PAGE EXTRACT >>
* * *

Boston Meets Bermuda in This Stylish Waterfront Pad
Mattye Dewhirst dresses up a Seaport condo for an out-of-town homeowner with a taste for island style.
When Mattye Dewhirst’s client moved into a 1,266-square-foot pied-à-terre in the Seaport, she wanted to bring elements of home with her. “Her instinct tended toward dark wood and caning,” Dewhirst says of the homeowner, who splits her time between Vero Beach and Bermuda. The designer, however, felt such furniture would read as too heavy in the sunny, sky-high unit. Her solution? Finding airy pieces that both nod to the classic, island-inspired silhouettes her client favored and sport sleek finishes that speak to the downtown locale. She also incorporated plenty of rattan, which feels right at home in coastal New England. “I reconciled her traditional taste with a more modern setting,” Dewhirst explains.
Take Cues from the Cabinetry
The kitchen’s minimalist cabinetry and polished quartzite countertop drove the aesthetic in the dining area, where Dewhirst surrounded a white pedestal table with curvy, high-gloss armchairs boasting breezy rattan panels. Given that space is tight, the designer appreciates that the rattan chair backs are essentially see-through while the frames, along with the pedestal table, disappear against the white walls.

* * *

DATA SUPPLIED >>

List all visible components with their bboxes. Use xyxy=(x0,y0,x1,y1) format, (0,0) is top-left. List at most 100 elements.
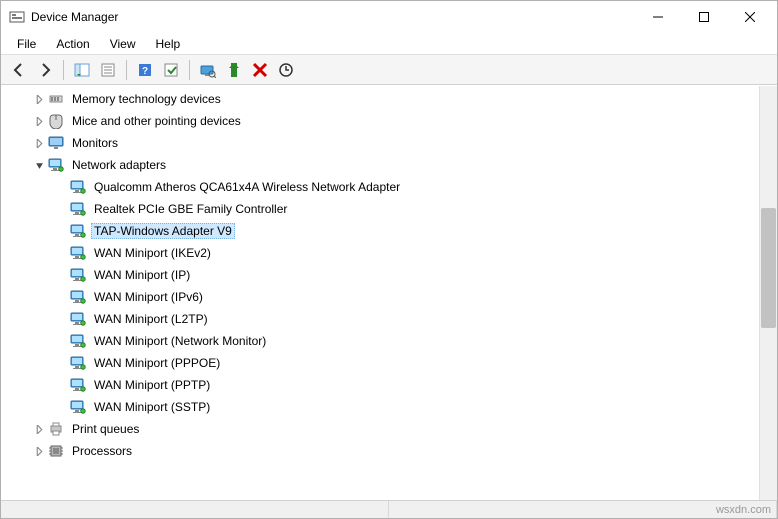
tree-node-label: Processors xyxy=(69,443,135,459)
network-icon xyxy=(69,266,87,284)
menubar: File Action View Help xyxy=(1,33,777,55)
network-icon xyxy=(69,244,87,262)
device-tree[interactable]: Memory technology devices Mice and other … xyxy=(1,86,759,502)
tree-node-label: Network adapters xyxy=(69,157,169,173)
tree-node-label: Mice and other pointing devices xyxy=(69,113,244,129)
toolbar-separator xyxy=(126,60,127,80)
expander-spacer xyxy=(53,245,69,261)
network-icon xyxy=(69,354,87,372)
expander-spacer xyxy=(53,399,69,415)
tree-node-label: WAN Miniport (L2TP) xyxy=(91,311,211,327)
tree-node-label: WAN Miniport (PPTP) xyxy=(91,377,213,393)
properties-button[interactable] xyxy=(96,58,120,82)
tree-node[interactable]: Monitors xyxy=(1,132,759,154)
memory-icon xyxy=(47,90,65,108)
tree-node-label: Memory technology devices xyxy=(69,91,224,107)
chevron-right-icon[interactable] xyxy=(31,113,47,129)
tree-node[interactable]: TAP-Windows Adapter V9 xyxy=(1,220,759,242)
svg-text:?: ? xyxy=(142,66,148,77)
expander-spacer xyxy=(53,377,69,393)
minimize-button[interactable] xyxy=(635,2,681,32)
tree-node[interactable]: WAN Miniport (IKEv2) xyxy=(1,242,759,264)
network-icon xyxy=(69,200,87,218)
statusbar xyxy=(1,500,777,518)
expander-spacer xyxy=(53,223,69,239)
scrollbar-thumb[interactable] xyxy=(761,208,776,328)
tree-node[interactable]: Memory technology devices xyxy=(1,88,759,110)
expander-spacer xyxy=(53,333,69,349)
vertical-scrollbar[interactable] xyxy=(759,86,777,502)
toolbar: ? xyxy=(1,55,777,85)
network-icon xyxy=(69,178,87,196)
tree-node[interactable]: WAN Miniport (Network Monitor) xyxy=(1,330,759,352)
tree-node[interactable]: WAN Miniport (SSTP) xyxy=(1,396,759,418)
chevron-right-icon[interactable] xyxy=(31,443,47,459)
monitor-icon xyxy=(47,134,65,152)
toolbar-separator xyxy=(189,60,190,80)
expander-spacer xyxy=(53,267,69,283)
tree-node[interactable]: Mice and other pointing devices xyxy=(1,110,759,132)
network-icon xyxy=(69,398,87,416)
expander-spacer xyxy=(53,355,69,371)
expander-spacer xyxy=(53,311,69,327)
toolbar-separator xyxy=(63,60,64,80)
tree-node[interactable]: Print queues xyxy=(1,418,759,440)
network-icon xyxy=(69,376,87,394)
tree-node[interactable]: Qualcomm Atheros QCA61x4A Wireless Netwo… xyxy=(1,176,759,198)
tree-node-label: Print queues xyxy=(69,421,142,437)
network-icon xyxy=(69,288,87,306)
help-button[interactable]: ? xyxy=(133,58,157,82)
tree-node-label: Realtek PCIe GBE Family Controller xyxy=(91,201,290,217)
tree-node-label: Qualcomm Atheros QCA61x4A Wireless Netwo… xyxy=(91,179,403,195)
scan-hardware-button[interactable] xyxy=(196,58,220,82)
chevron-right-icon[interactable] xyxy=(31,421,47,437)
expander-spacer xyxy=(53,179,69,195)
action-button[interactable] xyxy=(159,58,183,82)
tree-node[interactable]: Network adapters xyxy=(1,154,759,176)
tree-node-label: WAN Miniport (IP) xyxy=(91,267,193,283)
menu-view[interactable]: View xyxy=(100,35,146,53)
tree-node[interactable]: WAN Miniport (IP) xyxy=(1,264,759,286)
menu-action[interactable]: Action xyxy=(46,35,99,53)
uninstall-button[interactable] xyxy=(248,58,272,82)
tree-node-label: WAN Miniport (PPPOE) xyxy=(91,355,223,371)
tree-node[interactable]: WAN Miniport (PPPOE) xyxy=(1,352,759,374)
forward-button[interactable] xyxy=(33,58,57,82)
add-hardware-button[interactable] xyxy=(222,58,246,82)
close-button[interactable] xyxy=(727,2,773,32)
chevron-right-icon[interactable] xyxy=(31,135,47,151)
network-icon xyxy=(47,156,65,174)
tree-node[interactable]: WAN Miniport (IPv6) xyxy=(1,286,759,308)
network-icon xyxy=(69,222,87,240)
tree-node[interactable]: Realtek PCIe GBE Family Controller xyxy=(1,198,759,220)
watermark: wsxdn.com xyxy=(716,504,771,516)
maximize-button[interactable] xyxy=(681,2,727,32)
tree-node[interactable]: WAN Miniport (PPTP) xyxy=(1,374,759,396)
update-driver-button[interactable] xyxy=(274,58,298,82)
app-icon xyxy=(9,9,25,25)
tree-node-label: WAN Miniport (IPv6) xyxy=(91,289,206,305)
show-hide-console-tree-button[interactable] xyxy=(70,58,94,82)
tree-node[interactable]: WAN Miniport (L2TP) xyxy=(1,308,759,330)
tree-node-label: Monitors xyxy=(69,135,121,151)
window-title: Device Manager xyxy=(31,10,635,24)
menu-file[interactable]: File xyxy=(7,35,46,53)
chevron-right-icon[interactable] xyxy=(31,91,47,107)
network-icon xyxy=(69,332,87,350)
expander-spacer xyxy=(53,289,69,305)
cpu-icon xyxy=(47,442,65,460)
chevron-down-icon[interactable] xyxy=(31,157,47,173)
menu-help[interactable]: Help xyxy=(146,35,191,53)
tree-node-label: WAN Miniport (IKEv2) xyxy=(91,245,214,261)
tree-node[interactable]: Processors xyxy=(1,440,759,462)
printer-icon xyxy=(47,420,65,438)
titlebar: Device Manager xyxy=(1,1,777,33)
statusbar-cell xyxy=(1,501,389,518)
back-button[interactable] xyxy=(7,58,31,82)
content-pane: Memory technology devices Mice and other … xyxy=(1,85,777,502)
network-icon xyxy=(69,310,87,328)
mouse-icon xyxy=(47,112,65,130)
tree-node-label: WAN Miniport (Network Monitor) xyxy=(91,333,269,349)
tree-node-label: WAN Miniport (SSTP) xyxy=(91,399,213,415)
expander-spacer xyxy=(53,201,69,217)
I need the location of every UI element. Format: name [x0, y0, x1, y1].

* * *

WRITTEN REQUEST >>
Could you continue the article above on the Seaport condo, picking up after its last sentence?

ANSWER TO THIS EXERCISE >>
Finesse the Finish
Identifying furnishings that paired traditional lines with contemporary finishes proved quite challenging for Dewhirst. “Pieces came in either very dark wood or distressed, shabby-chic whites,” she says. On top of that, the client eschewed brass. After rejecting polished chrome as too stark and black as too bold, Dewhirst happened upon a brushed-silver coffee table for the living area. The catch? The top was glass, which the homeowner didn’t like. “I had [Minas Marble and Granite] fabricate a stone top for it,” the designer says of her solution.
Honor the Handmade
Dewhirst, who worked for Boston’s Society of Arts + Crafts prior to launching her design firm, champions handmade wares. So when the client showed her an unremarkable but expensive globe light for the dining area, she wasted no time contacting Tracy Glover Objects and Lighting in Pawtucket to create a much more special, hand-blown chandelier for the space instead. Using the fixture’s custom hues as a guide, the designer also hired Cambridge-based Andrew Iannazzi Studio Glass Design to craft a dinnerware set and vases. “I’d rather splurge on handmade pieces and watch local artisans blow the glass,” Dewhirst says.
Pare Back the Palette
In terms of color, the client asked Dewhirst to stay neutral save for pops of blue and green. “She wanted the palette to work with the view rather than distract from it,” the designer says. That meant picking a Turkish rug for the main living space, then adding barrel stools and a light fixture in colors that channel the client’s Bermuda home, which overlooks olive-toned cedars and turquoise water. In the bedrooms, meanwhile, they opted for deeper marine-inspired shades with medium wood tones that Dewhirst felt could skew more traditional.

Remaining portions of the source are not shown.